Start SUPPLIED DATA
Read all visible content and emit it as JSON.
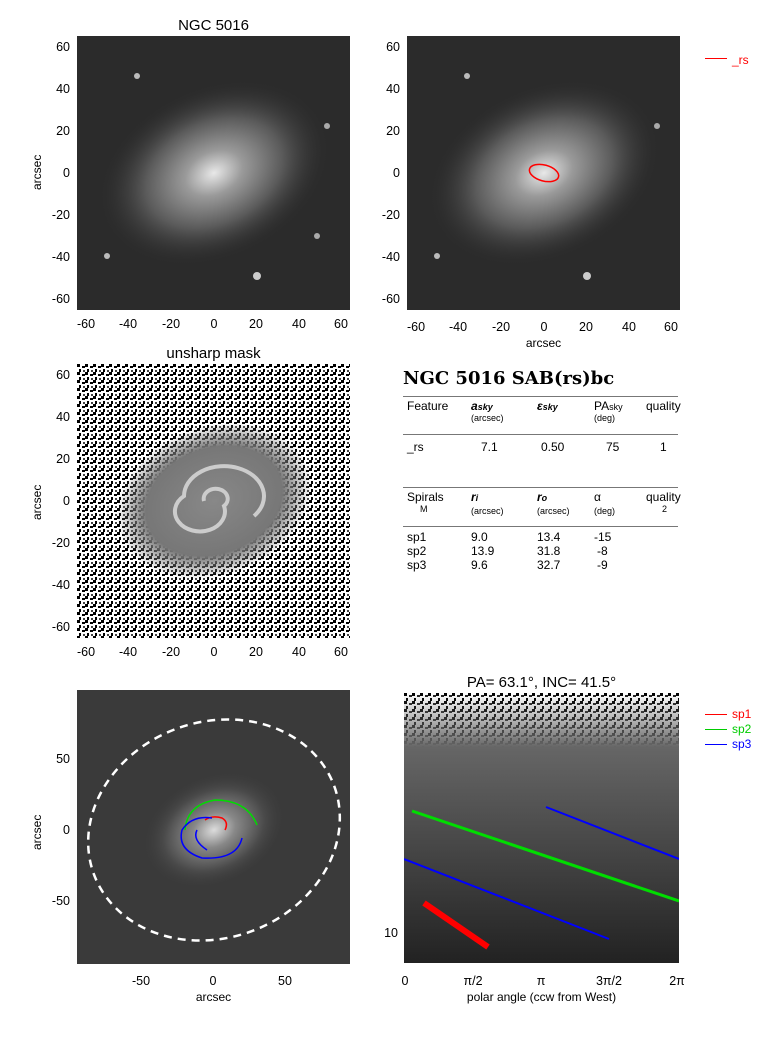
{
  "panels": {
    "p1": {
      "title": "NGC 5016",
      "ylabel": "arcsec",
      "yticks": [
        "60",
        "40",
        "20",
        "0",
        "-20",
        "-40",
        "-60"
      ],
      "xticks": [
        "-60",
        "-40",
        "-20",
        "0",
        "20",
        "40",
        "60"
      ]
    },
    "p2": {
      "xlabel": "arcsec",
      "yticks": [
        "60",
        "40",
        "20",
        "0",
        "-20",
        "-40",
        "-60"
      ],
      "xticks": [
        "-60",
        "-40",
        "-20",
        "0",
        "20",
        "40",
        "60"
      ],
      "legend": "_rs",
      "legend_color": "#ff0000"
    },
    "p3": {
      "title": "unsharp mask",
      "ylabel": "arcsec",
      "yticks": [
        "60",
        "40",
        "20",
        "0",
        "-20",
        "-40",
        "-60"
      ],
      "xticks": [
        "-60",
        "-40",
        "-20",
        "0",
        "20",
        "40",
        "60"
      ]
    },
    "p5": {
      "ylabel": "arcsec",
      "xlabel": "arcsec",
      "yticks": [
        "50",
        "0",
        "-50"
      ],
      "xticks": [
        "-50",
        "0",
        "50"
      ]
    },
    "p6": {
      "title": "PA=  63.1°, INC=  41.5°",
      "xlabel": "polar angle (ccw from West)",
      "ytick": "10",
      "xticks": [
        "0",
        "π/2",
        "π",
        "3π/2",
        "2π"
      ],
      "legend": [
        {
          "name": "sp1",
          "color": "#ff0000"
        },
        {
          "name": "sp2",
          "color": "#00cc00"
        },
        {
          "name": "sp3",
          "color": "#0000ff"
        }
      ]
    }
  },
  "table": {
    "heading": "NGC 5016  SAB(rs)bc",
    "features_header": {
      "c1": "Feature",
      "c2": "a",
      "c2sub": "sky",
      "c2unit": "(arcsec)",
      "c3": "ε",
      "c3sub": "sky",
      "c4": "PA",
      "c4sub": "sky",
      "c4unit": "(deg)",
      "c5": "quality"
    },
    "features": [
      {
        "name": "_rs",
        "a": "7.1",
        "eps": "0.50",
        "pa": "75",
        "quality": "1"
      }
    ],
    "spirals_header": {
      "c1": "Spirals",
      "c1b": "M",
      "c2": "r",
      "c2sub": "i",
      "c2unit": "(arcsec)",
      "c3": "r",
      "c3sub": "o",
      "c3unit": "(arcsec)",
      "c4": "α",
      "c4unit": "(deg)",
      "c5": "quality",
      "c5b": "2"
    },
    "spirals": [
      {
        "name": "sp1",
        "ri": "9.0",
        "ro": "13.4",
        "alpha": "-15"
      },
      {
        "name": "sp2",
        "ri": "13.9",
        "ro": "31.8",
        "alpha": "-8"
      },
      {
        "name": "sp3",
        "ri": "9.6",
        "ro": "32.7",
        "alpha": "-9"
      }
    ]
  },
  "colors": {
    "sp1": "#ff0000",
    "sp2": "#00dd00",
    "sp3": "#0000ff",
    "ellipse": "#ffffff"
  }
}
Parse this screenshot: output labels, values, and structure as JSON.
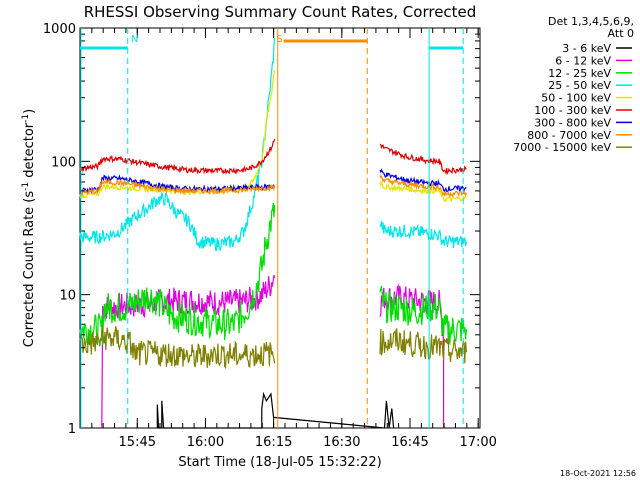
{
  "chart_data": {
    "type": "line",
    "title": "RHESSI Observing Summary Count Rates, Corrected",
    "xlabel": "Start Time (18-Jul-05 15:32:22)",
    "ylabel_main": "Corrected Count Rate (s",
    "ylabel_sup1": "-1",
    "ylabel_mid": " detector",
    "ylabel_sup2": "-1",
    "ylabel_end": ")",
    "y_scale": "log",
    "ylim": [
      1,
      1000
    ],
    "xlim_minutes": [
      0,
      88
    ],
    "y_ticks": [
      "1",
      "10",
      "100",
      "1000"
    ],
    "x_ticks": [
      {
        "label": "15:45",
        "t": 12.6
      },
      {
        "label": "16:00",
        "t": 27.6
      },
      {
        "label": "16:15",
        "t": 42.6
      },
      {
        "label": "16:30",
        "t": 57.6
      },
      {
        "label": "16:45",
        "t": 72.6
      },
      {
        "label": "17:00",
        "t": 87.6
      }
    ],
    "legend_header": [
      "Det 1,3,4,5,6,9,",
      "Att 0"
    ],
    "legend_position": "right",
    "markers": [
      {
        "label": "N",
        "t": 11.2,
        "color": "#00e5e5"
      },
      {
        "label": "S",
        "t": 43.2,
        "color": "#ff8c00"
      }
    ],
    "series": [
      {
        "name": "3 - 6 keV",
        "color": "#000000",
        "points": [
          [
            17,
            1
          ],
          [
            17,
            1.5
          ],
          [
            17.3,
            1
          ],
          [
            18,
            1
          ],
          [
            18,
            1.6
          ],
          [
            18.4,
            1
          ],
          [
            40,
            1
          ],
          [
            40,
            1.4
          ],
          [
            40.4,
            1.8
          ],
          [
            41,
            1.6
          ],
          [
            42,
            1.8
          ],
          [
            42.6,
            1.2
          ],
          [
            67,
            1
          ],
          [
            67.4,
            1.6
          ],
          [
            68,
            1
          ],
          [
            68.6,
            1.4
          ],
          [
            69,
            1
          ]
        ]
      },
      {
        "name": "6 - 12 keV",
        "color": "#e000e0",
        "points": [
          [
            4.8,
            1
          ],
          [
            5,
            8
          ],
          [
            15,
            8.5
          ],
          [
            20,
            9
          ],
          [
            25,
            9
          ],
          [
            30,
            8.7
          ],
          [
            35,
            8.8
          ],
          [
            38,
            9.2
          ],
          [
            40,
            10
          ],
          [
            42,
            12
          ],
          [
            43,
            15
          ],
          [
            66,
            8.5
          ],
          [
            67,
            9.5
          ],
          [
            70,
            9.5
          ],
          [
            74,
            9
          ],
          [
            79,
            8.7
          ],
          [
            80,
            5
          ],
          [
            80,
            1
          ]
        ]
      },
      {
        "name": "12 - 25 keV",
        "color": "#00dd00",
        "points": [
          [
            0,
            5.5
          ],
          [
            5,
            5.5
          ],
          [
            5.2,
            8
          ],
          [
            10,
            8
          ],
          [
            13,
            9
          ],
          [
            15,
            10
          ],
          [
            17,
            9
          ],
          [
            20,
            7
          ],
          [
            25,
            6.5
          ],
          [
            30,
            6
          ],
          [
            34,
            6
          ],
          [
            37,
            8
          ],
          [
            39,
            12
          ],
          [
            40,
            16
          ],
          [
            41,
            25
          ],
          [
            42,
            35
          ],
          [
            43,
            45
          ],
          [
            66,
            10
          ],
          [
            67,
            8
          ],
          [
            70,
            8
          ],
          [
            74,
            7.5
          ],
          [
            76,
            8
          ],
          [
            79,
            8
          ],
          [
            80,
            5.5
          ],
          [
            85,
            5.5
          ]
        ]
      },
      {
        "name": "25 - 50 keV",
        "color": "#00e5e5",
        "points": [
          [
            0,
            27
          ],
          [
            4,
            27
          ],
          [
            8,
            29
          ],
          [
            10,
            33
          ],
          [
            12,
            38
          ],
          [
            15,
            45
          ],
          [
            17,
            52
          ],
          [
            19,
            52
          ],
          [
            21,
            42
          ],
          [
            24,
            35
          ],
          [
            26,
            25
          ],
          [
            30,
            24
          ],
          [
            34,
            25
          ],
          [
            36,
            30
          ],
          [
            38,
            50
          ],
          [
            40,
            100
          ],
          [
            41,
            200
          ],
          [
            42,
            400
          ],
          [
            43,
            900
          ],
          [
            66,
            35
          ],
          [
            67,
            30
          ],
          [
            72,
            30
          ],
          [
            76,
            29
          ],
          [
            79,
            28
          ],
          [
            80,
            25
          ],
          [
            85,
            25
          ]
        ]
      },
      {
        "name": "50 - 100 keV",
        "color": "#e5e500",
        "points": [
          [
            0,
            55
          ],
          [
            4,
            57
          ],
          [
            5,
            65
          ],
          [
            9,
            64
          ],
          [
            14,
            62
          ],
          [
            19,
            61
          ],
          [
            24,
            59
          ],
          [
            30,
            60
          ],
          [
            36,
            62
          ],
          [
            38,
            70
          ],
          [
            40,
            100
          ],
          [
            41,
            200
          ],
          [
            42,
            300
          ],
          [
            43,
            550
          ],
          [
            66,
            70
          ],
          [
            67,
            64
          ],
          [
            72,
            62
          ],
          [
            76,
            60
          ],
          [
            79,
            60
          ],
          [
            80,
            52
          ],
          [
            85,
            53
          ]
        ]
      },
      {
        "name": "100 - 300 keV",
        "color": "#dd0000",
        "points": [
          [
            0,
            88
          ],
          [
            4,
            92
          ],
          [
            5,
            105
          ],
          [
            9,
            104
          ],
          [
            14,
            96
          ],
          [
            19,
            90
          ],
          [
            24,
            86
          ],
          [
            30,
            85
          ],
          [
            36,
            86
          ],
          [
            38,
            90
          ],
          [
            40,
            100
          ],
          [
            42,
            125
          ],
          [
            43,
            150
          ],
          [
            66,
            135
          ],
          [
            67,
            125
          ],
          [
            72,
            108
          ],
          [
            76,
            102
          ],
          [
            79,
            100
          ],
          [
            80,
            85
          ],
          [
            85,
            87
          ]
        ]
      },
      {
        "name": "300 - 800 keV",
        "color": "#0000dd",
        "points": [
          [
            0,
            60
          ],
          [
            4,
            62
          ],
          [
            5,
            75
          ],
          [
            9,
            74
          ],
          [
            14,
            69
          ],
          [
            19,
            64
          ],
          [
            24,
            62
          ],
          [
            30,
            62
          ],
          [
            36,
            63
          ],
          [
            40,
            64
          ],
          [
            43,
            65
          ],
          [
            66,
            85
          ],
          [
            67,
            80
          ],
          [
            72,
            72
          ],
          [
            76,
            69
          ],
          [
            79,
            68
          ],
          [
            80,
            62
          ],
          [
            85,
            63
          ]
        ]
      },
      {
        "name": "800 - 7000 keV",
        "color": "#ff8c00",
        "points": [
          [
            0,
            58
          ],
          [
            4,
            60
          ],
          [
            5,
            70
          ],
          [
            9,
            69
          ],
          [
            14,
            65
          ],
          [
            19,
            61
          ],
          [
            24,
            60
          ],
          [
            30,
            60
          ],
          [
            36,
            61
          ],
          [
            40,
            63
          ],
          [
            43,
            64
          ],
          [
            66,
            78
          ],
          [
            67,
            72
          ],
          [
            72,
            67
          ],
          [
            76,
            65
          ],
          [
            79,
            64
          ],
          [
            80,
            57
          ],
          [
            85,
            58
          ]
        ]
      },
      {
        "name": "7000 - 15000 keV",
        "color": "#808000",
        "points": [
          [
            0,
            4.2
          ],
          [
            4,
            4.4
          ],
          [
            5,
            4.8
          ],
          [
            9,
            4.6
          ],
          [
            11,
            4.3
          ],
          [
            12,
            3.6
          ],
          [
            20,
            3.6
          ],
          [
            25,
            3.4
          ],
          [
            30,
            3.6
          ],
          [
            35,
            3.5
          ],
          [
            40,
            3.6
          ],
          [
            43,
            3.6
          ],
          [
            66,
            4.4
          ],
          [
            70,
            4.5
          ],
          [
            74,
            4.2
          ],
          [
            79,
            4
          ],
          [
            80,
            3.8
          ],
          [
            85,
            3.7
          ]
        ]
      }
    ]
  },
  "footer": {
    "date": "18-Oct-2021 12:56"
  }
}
End SUPPLIED DATA
■ TASK DIRECTIONS
Pick out the lines that contain "JSON" and copy them.

■ PROBLEM SOLUTION
Read all visible content and emit it as JSON.
Parse this screenshot: output labels, values, and structure as JSON.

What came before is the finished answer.